*Your task*
Your task is to output the data exactly as it stands.

*Dataset excerpts*
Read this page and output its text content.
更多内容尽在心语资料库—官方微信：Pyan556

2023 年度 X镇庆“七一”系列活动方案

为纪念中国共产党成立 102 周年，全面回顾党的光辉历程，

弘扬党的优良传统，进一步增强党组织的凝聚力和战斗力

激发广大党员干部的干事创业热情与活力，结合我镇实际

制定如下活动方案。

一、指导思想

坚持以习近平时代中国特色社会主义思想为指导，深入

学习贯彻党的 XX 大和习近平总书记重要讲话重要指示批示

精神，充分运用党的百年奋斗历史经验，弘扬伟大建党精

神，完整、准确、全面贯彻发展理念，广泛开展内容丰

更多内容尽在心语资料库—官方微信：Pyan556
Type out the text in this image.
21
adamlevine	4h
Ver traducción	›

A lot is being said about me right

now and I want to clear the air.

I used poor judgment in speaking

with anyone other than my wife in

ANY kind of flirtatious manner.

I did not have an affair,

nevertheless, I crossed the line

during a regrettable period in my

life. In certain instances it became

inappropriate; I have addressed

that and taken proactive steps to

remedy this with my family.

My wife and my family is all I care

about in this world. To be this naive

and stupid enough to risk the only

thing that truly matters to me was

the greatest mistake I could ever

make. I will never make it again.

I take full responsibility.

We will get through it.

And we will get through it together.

*Answer to the problem*
Read this page and output its text content.
更多内容尽在心语资料库—官方微信：Pyan556

2023 年度 X镇庆“七一”系列活动方案

为纪念中国共产党成立 102 周年，全面回顾党的光辉历程，

弘扬党的优良传统，进一步增强党组织的凝聚力和战斗力

激发广大党员干部的干事创业热情与活力，结合我镇实际

制定如下活动方案。

一、指导思想

坚持以习近平时代中国特色社会主义思想为指导，深入

学习贯彻党的 XX 大和习近平总书记重要讲话重要指示批示

精神，充分运用党的百年奋斗历史经验，弘扬伟大建党精

神，完整、准确、全面贯彻发展理念，广泛开展内容丰

更多内容尽在心语资料库—官方微信：Pyan556
Type out the text in this image.
21
adamlevine	4h
Ver traducción	›

A lot is being said about me right

now and I want to clear the air.

I used poor judgment in speaking

with anyone other than my wife in

ANY kind of flirtatious manner.

I did not have an affair,

nevertheless, I crossed the line

during a regrettable period in my

life. In certain instances it became

inappropriate; I have addressed

that and taken proactive steps to

remedy this with my family.

My wife and my family is all I care

about in this world. To be this naive

and stupid enough to risk the only

thing that truly matters to me was

the greatest mistake I could ever

make. I will never make it again.

I take full responsibility.

We will get through it.

And we will get through it together.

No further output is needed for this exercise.